[Requirements] In the listing below, find every line with the string "Backlog" and pull it out.

[Exercise data]
>>>>>
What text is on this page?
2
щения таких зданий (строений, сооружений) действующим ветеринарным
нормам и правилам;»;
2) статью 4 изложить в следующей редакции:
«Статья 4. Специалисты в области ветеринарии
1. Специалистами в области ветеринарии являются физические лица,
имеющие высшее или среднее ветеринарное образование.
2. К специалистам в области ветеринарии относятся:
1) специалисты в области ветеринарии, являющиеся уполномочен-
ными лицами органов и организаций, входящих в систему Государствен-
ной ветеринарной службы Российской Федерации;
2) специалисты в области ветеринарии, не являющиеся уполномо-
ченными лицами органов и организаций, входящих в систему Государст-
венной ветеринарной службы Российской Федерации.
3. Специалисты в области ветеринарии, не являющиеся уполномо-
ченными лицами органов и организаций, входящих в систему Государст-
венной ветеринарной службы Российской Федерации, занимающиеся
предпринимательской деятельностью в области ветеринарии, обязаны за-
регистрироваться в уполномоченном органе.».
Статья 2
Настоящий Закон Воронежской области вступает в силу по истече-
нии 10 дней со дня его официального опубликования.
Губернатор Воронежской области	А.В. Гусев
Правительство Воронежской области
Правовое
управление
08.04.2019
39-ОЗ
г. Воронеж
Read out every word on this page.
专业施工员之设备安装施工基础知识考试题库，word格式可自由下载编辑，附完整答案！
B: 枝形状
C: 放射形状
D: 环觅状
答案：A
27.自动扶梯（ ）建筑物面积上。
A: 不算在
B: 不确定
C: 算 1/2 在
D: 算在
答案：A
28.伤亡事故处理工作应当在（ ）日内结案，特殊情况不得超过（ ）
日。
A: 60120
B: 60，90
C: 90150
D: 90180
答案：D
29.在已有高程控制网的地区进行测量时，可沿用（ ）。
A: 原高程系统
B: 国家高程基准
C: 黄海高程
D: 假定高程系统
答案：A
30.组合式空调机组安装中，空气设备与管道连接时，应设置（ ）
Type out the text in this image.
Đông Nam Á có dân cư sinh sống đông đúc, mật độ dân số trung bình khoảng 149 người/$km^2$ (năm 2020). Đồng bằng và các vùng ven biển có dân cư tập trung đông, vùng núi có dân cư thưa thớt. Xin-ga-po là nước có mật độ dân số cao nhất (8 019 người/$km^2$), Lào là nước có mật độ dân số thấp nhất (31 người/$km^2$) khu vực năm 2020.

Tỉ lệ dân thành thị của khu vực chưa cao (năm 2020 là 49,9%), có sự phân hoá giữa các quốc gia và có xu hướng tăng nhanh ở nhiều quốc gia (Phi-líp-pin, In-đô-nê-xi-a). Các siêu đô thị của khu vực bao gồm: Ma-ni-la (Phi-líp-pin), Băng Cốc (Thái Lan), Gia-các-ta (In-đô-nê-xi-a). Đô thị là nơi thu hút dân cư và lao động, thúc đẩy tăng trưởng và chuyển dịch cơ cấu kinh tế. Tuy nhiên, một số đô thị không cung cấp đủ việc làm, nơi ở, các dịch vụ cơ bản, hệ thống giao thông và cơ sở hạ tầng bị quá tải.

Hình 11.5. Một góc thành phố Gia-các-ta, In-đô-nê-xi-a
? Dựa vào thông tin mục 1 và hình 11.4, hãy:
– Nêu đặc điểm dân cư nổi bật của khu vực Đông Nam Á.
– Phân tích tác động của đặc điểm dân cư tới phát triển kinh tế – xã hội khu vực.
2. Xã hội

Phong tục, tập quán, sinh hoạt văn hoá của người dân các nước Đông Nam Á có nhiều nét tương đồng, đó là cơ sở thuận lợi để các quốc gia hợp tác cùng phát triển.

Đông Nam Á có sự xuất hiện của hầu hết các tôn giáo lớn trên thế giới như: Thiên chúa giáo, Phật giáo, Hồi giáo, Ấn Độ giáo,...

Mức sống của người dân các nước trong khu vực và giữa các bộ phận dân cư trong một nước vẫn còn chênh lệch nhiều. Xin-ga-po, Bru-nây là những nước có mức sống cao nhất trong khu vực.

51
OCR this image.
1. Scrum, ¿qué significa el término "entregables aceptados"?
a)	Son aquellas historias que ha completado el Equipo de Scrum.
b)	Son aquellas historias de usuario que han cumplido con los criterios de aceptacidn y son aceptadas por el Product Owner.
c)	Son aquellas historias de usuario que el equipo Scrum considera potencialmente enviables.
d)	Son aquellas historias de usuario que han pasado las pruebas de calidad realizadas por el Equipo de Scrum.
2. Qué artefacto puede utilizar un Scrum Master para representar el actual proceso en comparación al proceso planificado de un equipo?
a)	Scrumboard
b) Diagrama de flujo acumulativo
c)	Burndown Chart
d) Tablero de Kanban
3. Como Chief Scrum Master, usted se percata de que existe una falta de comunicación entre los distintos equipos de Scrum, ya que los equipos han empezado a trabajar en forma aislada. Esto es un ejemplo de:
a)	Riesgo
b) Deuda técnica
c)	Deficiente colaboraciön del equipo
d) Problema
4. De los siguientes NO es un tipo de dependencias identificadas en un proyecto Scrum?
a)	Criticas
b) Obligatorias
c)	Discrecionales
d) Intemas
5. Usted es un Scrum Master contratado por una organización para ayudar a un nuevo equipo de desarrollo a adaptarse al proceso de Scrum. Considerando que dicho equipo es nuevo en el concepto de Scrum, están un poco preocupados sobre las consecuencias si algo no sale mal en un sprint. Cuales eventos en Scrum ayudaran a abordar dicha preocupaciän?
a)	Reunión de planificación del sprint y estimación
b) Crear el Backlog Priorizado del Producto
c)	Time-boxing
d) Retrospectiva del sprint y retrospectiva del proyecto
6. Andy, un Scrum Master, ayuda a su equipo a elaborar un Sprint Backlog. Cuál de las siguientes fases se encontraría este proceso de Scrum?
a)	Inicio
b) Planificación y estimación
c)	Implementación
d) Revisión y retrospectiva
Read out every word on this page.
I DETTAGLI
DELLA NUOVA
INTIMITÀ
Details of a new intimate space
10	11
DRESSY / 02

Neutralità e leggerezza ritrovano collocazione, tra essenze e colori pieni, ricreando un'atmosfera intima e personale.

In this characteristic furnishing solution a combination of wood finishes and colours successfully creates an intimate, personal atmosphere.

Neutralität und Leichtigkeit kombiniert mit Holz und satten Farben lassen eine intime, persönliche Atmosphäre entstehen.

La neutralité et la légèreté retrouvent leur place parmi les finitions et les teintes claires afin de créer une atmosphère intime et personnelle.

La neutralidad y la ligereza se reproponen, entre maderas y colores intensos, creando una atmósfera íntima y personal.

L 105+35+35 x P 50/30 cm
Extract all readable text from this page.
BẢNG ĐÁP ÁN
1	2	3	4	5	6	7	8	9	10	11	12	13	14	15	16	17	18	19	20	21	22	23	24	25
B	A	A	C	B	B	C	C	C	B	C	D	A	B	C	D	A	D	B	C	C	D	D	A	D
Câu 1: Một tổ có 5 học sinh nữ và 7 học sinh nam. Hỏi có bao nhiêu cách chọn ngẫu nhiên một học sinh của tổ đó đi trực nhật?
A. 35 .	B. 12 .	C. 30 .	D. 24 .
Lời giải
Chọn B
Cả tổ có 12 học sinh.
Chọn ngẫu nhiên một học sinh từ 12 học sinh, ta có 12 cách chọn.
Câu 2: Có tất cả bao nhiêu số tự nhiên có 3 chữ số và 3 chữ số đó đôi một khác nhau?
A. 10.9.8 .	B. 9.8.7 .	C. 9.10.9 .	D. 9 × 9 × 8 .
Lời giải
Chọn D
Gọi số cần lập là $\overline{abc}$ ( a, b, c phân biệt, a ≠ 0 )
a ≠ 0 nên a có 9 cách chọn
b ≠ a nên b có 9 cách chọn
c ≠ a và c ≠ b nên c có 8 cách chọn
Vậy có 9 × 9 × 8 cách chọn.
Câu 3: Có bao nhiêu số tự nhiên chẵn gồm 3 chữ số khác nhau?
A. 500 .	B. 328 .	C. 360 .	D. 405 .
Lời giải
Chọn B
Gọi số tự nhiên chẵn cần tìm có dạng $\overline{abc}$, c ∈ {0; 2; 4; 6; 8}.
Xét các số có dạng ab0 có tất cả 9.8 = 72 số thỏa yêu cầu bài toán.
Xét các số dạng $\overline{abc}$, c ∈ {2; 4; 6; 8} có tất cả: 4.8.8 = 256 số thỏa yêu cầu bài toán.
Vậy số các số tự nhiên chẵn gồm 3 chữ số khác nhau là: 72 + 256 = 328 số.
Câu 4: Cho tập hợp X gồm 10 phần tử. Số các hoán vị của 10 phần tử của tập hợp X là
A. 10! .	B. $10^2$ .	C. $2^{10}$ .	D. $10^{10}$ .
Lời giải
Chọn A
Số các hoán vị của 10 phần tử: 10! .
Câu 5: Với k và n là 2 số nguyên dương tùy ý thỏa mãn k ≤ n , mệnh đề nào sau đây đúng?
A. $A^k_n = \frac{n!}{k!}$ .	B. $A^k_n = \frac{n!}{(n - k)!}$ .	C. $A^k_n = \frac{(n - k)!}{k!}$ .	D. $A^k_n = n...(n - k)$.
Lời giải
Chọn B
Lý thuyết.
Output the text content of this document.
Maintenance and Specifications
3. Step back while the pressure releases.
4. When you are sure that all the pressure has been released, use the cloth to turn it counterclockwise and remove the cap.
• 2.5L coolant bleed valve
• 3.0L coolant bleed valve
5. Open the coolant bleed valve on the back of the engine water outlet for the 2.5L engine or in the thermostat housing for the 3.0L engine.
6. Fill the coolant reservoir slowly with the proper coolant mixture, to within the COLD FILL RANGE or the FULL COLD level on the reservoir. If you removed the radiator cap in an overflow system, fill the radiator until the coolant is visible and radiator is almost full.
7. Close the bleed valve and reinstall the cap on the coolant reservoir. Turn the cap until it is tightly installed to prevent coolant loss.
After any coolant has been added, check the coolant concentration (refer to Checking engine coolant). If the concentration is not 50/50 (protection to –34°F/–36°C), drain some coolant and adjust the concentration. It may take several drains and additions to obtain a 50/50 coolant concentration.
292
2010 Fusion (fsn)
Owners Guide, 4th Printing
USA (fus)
<<<<<
[The answer]
b) Crear el Backlog Priorizado del Producto
6. Andy, un Scrum Master, ayuda a su equipo a elaborar un Sprint Backlog. Cuál de las siguientes fases se encontraría este proceso de Scrum?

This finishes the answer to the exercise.